Instruction >> Quote every one of the lines below verbatim, omitting the pictures from your reply.

Stored data >>
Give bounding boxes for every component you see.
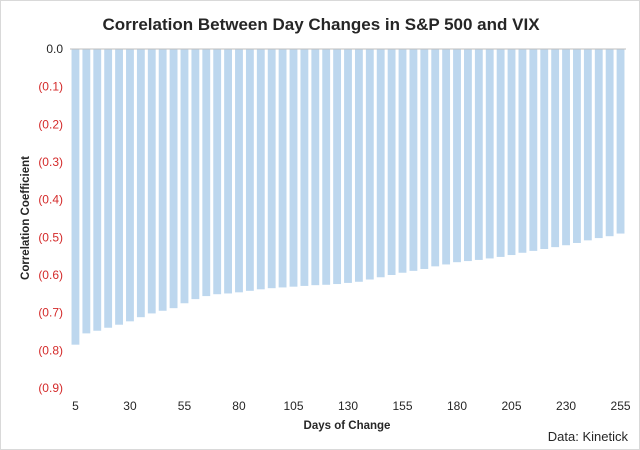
bar-20 (104, 49, 113, 328)
bar-130 (344, 49, 352, 283)
x-tick-label: 255 (611, 399, 631, 413)
bar-25 (115, 49, 123, 325)
bar-70 (213, 49, 222, 295)
bar-215 (529, 49, 538, 251)
y-tick-label: 0.0 (46, 42, 63, 56)
y-tick-label: (0.1) (38, 80, 63, 94)
bar-series (71, 49, 625, 345)
bar-80 (235, 49, 243, 293)
bar-190 (474, 49, 483, 260)
y-tick-label: (0.3) (38, 155, 63, 169)
source-note: Data: Kinetick (548, 429, 629, 444)
bar-85 (245, 49, 254, 291)
y-tick-label: (0.5) (38, 230, 63, 244)
bar-165 (420, 49, 429, 269)
bar-60 (191, 49, 200, 300)
x-tick-label: 5 (72, 399, 79, 413)
bar-35 (136, 49, 145, 318)
bar-45 (158, 49, 167, 311)
y-axis-title: Correlation Coefficient (20, 156, 32, 280)
y-tick-label: (0.6) (38, 268, 63, 282)
bar-50 (169, 49, 178, 309)
bar-95 (267, 49, 276, 289)
bar-145 (376, 49, 385, 278)
bar-110 (300, 49, 309, 286)
bar-170 (431, 49, 440, 267)
x-axis-title: Days of Change (304, 420, 391, 432)
bar-65 (202, 49, 211, 297)
bar-240 (583, 49, 592, 241)
bar-150 (387, 49, 396, 275)
bar-250 (605, 49, 614, 237)
y-tick-label: (0.4) (38, 193, 63, 207)
x-tick-label: 130 (338, 399, 358, 413)
x-tick-label: 205 (502, 399, 522, 413)
x-tick-label: 80 (232, 399, 246, 413)
x-tick-label: 55 (178, 399, 192, 413)
bar-210 (518, 49, 527, 253)
y-tick-label: (0.7) (38, 306, 63, 320)
y-tick-label: (0.9) (38, 381, 63, 395)
bar-245 (594, 49, 603, 239)
bar-200 (496, 49, 505, 257)
bar-115 (311, 49, 320, 286)
bar-135 (354, 49, 363, 282)
x-tick-label: 180 (447, 399, 467, 413)
bar-230 (562, 49, 570, 246)
bar-185 (464, 49, 472, 262)
y-tick-label: (0.8) (38, 343, 63, 357)
bar-15 (93, 49, 102, 331)
x-tick-label: 105 (283, 399, 303, 413)
bar-100 (278, 49, 287, 288)
bar-40 (147, 49, 156, 314)
bar-160 (409, 49, 418, 271)
x-tick-label: 155 (392, 399, 412, 413)
bar-5 (71, 49, 80, 345)
bar-90 (256, 49, 265, 290)
bar-140 (365, 49, 374, 280)
chart-title: Correlation Between Day Changes in S&P 5… (102, 15, 540, 34)
y-tick-label: (0.2) (38, 117, 63, 131)
bar-235 (573, 49, 581, 243)
bar-10 (82, 49, 91, 334)
bar-155 (398, 49, 407, 273)
x-tick-label: 30 (123, 399, 137, 413)
bar-30 (126, 49, 134, 322)
bar-55 (180, 49, 189, 304)
bar-120 (322, 49, 331, 285)
x-axis-ticks: 5 30 55 80 105 130 155 180 205 230 255 (72, 399, 631, 413)
bar-195 (485, 49, 494, 259)
x-tick-label: 230 (556, 399, 576, 413)
y-axis-ticks: 0.0 (0.1) (0.2) (0.3) (0.4) (0.5) (0.6) (0.7) (0… (38, 42, 63, 395)
bar-125 (333, 49, 342, 285)
bar-255 (616, 49, 625, 234)
bar-75 (224, 49, 232, 294)
bar-225 (551, 49, 560, 248)
bar-175 (442, 49, 451, 265)
bar-180 (453, 49, 461, 263)
bar-205 (507, 49, 516, 256)
bar-105 (289, 49, 298, 287)
bar-220 (540, 49, 549, 250)
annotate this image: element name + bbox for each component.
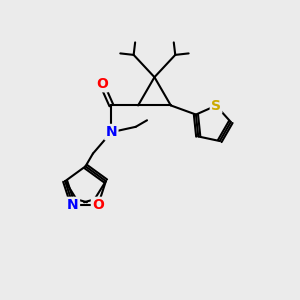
Text: O: O xyxy=(92,198,104,212)
Text: N: N xyxy=(67,198,79,212)
Text: O: O xyxy=(96,77,108,91)
Text: N: N xyxy=(106,125,117,139)
Text: S: S xyxy=(211,99,221,112)
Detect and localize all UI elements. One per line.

Solution to this exercise >>
Give bounding boxes for every component you see.
bar-20 (104, 49, 113, 328)
bar-130 (344, 49, 352, 283)
x-tick-label: 255 (611, 399, 631, 413)
bar-25 (115, 49, 123, 325)
bar-70 (213, 49, 222, 295)
bar-215 (529, 49, 538, 251)
y-tick-label: 0.0 (46, 42, 63, 56)
y-tick-label: (0.1) (38, 80, 63, 94)
bar-series (71, 49, 625, 345)
bar-80 (235, 49, 243, 293)
bar-190 (474, 49, 483, 260)
y-tick-label: (0.3) (38, 155, 63, 169)
source-note: Data: Kinetick (548, 429, 629, 444)
bar-85 (245, 49, 254, 291)
y-tick-label: (0.5) (38, 230, 63, 244)
bar-165 (420, 49, 429, 269)
bar-60 (191, 49, 200, 300)
x-tick-label: 5 (72, 399, 79, 413)
bar-35 (136, 49, 145, 318)
bar-45 (158, 49, 167, 311)
y-axis-title: Correlation Coefficient (20, 156, 32, 280)
y-tick-label: (0.6) (38, 268, 63, 282)
bar-50 (169, 49, 178, 309)
bar-95 (267, 49, 276, 289)
bar-145 (376, 49, 385, 278)
bar-110 (300, 49, 309, 286)
bar-170 (431, 49, 440, 267)
x-axis-title: Days of Change (304, 420, 391, 432)
bar-65 (202, 49, 211, 297)
bar-240 (583, 49, 592, 241)
bar-150 (387, 49, 396, 275)
bar-250 (605, 49, 614, 237)
y-tick-label: (0.4) (38, 193, 63, 207)
x-tick-label: 130 (338, 399, 358, 413)
x-tick-label: 205 (502, 399, 522, 413)
x-tick-label: 80 (232, 399, 246, 413)
x-tick-label: 55 (178, 399, 192, 413)
bar-210 (518, 49, 527, 253)
y-tick-label: (0.7) (38, 306, 63, 320)
y-tick-label: (0.9) (38, 381, 63, 395)
bar-245 (594, 49, 603, 239)
bar-200 (496, 49, 505, 257)
bar-115 (311, 49, 320, 286)
bar-135 (354, 49, 363, 282)
x-tick-label: 180 (447, 399, 467, 413)
bar-230 (562, 49, 570, 246)
bar-185 (464, 49, 472, 262)
y-tick-label: (0.8) (38, 343, 63, 357)
bar-15 (93, 49, 102, 331)
x-tick-label: 105 (283, 399, 303, 413)
bar-100 (278, 49, 287, 288)
bar-40 (147, 49, 156, 314)
bar-160 (409, 49, 418, 271)
x-tick-label: 155 (392, 399, 412, 413)
bar-5 (71, 49, 80, 345)
bar-90 (256, 49, 265, 290)
bar-140 (365, 49, 374, 280)
chart-title: Correlation Between Day Changes in S&P 5… (102, 15, 540, 34)
y-tick-label: (0.2) (38, 117, 63, 131)
bar-235 (573, 49, 581, 243)
bar-10 (82, 49, 91, 334)
bar-155 (398, 49, 407, 273)
x-tick-label: 30 (123, 399, 137, 413)
bar-30 (126, 49, 134, 322)
bar-55 (180, 49, 189, 304)
bar-120 (322, 49, 331, 285)
x-axis-ticks: 5 30 55 80 105 130 155 180 205 230 255 (72, 399, 631, 413)
bar-195 (485, 49, 494, 259)
x-tick-label: 230 (556, 399, 576, 413)
y-axis-ticks: 0.0 (0.1) (0.2) (0.3) (0.4) (0.5) (0.6) (0.7) (0… (38, 42, 63, 395)
bar-125 (333, 49, 342, 285)
bar-255 (616, 49, 625, 234)
bar-75 (224, 49, 232, 294)
bar-225 (551, 49, 560, 248)
bar-175 (442, 49, 451, 265)
bar-180 (453, 49, 461, 263)
bar-205 (507, 49, 516, 256)
bar-105 (289, 49, 298, 287)
bar-220 (540, 49, 549, 250)
annotate this image: element name + bbox for each component.
Text: O: O xyxy=(92,198,104,212)
Text: N: N xyxy=(67,198,79,212)
Text: O: O xyxy=(96,77,108,91)
Text: N: N xyxy=(106,125,117,139)
Text: S: S xyxy=(211,99,221,112)
Detect and localize all UI elements. One per line.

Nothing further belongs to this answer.